• [WHAT YOU SHOULD DO]: Only the number is wanted: how many lines contain "standard"?

Collected data entries:
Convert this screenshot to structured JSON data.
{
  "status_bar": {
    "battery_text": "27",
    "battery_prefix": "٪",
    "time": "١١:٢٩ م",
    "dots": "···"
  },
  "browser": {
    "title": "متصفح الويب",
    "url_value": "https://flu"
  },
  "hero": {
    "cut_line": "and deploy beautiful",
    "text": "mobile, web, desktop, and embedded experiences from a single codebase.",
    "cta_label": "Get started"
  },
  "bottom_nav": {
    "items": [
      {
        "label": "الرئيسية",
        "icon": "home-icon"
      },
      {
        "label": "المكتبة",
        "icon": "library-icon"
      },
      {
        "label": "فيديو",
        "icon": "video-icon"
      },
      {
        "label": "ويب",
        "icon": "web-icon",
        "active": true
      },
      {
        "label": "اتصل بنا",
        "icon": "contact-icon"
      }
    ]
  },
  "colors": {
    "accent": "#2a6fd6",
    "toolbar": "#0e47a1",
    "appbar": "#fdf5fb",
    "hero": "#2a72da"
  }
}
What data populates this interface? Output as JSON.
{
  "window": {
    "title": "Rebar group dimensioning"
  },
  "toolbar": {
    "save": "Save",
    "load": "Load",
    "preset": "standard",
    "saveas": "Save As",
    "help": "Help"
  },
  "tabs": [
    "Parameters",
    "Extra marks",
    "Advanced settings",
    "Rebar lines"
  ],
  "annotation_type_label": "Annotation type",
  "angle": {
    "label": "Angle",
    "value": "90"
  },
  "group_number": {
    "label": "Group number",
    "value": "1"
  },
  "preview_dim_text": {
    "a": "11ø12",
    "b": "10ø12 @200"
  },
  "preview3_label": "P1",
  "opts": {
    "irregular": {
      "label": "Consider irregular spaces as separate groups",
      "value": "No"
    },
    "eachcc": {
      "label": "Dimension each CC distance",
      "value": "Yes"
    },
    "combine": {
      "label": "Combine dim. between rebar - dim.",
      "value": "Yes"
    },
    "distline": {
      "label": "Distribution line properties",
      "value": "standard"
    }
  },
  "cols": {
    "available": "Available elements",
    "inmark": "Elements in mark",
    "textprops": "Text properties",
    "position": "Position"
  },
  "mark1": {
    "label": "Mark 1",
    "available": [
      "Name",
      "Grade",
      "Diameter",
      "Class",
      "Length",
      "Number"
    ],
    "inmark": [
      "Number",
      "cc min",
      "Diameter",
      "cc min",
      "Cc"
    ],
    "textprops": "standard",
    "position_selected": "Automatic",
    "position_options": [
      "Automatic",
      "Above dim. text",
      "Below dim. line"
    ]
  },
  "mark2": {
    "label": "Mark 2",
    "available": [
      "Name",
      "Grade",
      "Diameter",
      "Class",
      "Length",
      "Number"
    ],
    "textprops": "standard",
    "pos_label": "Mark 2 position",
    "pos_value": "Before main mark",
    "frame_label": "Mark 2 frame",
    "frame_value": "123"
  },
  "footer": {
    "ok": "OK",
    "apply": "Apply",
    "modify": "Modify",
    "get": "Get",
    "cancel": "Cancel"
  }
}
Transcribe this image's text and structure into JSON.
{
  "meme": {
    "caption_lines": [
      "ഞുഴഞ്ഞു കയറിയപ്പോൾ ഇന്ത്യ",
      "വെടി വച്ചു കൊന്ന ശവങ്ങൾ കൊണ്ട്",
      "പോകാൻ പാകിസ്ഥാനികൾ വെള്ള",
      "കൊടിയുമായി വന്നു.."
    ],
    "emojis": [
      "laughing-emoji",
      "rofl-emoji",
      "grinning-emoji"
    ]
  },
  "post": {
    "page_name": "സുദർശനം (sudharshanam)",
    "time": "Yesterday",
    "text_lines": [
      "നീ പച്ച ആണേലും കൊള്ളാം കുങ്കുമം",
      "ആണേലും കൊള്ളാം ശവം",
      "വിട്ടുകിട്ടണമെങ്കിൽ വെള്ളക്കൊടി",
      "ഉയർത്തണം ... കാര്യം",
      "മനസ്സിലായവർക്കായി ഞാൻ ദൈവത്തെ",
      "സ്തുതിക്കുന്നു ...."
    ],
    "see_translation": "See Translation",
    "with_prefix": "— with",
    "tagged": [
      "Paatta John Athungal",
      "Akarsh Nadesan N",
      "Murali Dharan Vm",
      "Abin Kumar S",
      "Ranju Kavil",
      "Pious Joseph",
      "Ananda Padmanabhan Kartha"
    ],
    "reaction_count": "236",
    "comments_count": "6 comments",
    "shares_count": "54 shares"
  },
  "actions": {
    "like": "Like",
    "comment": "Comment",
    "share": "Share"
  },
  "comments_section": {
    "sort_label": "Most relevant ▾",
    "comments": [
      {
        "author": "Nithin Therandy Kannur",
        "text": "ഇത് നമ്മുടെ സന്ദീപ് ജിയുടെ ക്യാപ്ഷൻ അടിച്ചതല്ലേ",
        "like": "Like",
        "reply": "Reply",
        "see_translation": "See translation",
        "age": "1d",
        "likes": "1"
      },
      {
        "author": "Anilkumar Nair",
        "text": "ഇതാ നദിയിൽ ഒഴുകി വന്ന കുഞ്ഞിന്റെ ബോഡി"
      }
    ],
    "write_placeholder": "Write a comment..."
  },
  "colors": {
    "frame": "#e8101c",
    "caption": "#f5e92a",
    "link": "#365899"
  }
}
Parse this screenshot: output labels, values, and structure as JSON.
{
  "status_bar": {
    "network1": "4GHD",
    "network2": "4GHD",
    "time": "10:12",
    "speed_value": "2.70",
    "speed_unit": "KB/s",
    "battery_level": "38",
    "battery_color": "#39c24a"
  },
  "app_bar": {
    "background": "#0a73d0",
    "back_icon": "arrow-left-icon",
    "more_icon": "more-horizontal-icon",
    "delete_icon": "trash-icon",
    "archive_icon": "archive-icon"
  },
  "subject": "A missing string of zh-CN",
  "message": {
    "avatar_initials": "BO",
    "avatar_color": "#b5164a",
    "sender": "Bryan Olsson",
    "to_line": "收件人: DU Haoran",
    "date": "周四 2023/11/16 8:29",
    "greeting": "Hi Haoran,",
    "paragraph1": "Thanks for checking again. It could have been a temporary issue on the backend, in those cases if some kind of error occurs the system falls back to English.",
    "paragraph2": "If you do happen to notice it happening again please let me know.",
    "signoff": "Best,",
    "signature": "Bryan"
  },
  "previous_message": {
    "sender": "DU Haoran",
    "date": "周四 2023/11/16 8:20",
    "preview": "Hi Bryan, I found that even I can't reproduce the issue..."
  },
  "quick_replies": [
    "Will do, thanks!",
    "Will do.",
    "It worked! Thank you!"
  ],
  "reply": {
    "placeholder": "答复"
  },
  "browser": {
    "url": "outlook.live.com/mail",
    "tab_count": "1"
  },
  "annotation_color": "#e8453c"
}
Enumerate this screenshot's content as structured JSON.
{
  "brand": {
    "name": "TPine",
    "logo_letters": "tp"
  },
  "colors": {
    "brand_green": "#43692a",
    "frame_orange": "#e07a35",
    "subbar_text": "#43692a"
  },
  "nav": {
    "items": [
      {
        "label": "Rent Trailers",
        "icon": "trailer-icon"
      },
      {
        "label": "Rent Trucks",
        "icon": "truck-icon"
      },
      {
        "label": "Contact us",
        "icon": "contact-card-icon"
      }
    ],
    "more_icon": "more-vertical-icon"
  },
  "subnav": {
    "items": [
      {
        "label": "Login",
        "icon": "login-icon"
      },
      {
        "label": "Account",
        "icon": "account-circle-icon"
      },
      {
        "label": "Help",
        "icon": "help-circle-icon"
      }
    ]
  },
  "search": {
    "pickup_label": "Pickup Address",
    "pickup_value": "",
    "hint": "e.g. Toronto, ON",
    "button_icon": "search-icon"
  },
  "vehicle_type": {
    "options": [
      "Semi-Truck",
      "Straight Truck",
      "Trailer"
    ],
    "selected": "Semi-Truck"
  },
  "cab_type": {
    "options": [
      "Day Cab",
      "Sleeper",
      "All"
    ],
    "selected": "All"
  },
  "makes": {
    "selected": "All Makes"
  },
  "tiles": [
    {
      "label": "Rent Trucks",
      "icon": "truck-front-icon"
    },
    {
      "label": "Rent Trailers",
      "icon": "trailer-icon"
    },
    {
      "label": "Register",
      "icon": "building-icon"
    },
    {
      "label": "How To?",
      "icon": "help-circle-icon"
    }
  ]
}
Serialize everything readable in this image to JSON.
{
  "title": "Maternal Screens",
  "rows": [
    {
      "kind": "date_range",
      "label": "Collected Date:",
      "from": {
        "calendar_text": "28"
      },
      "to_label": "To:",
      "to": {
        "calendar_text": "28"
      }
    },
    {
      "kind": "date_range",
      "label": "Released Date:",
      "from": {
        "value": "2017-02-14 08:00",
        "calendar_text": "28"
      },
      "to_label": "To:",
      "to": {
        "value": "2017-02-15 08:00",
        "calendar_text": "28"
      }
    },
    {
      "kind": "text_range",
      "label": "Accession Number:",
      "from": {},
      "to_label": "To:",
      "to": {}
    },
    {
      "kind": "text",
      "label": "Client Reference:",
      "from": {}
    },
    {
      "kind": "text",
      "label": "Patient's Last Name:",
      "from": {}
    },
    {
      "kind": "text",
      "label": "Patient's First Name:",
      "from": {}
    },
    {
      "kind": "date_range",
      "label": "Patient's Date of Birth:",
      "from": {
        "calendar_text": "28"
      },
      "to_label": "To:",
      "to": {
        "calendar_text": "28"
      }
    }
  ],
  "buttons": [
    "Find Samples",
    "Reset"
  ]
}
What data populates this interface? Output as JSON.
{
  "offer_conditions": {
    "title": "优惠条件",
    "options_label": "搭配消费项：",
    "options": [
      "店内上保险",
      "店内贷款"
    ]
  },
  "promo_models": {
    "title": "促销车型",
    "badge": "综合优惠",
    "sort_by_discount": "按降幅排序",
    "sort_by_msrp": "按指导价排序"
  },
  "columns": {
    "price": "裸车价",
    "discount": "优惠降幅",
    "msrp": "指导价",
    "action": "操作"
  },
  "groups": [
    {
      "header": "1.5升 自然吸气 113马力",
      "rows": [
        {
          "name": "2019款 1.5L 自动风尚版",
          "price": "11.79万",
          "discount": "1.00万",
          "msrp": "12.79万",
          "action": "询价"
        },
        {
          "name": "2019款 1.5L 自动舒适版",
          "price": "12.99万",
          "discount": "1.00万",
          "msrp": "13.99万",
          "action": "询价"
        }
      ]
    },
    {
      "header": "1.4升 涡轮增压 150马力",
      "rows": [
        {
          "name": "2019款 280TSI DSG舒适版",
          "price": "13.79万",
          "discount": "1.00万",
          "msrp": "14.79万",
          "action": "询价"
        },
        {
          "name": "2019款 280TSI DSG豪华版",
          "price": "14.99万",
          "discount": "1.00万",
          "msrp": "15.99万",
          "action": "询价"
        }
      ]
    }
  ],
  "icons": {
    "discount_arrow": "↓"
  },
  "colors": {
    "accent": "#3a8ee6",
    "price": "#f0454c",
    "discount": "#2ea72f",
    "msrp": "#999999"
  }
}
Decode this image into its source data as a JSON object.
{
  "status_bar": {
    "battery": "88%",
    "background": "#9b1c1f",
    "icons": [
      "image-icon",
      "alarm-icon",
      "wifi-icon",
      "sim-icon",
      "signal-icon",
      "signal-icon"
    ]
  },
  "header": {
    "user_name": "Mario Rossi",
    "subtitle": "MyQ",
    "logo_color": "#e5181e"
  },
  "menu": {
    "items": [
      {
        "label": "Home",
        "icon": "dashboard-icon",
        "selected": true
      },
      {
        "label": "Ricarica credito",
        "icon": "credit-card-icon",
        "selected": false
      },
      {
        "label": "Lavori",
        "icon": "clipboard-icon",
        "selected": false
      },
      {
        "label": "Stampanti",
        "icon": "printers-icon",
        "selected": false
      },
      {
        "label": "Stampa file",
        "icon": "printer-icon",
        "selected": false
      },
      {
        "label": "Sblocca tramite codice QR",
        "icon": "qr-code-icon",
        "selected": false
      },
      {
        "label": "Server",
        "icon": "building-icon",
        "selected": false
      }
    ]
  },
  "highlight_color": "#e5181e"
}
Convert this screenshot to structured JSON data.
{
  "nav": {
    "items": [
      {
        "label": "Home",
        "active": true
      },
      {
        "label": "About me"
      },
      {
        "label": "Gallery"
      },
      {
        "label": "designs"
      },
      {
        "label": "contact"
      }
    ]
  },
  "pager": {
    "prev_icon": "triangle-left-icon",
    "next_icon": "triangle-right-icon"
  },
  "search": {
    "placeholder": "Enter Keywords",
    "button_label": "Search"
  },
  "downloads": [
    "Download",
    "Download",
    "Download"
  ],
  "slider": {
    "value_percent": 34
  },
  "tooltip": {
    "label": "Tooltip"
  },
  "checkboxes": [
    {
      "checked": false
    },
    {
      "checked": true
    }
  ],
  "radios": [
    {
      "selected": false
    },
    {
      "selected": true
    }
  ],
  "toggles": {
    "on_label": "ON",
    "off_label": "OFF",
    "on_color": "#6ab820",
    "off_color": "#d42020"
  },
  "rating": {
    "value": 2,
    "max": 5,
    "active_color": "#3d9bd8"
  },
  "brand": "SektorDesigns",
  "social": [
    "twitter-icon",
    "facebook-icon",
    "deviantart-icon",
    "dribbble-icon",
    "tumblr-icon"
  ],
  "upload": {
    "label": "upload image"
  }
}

• [PROBLEM SOLUTION]: 4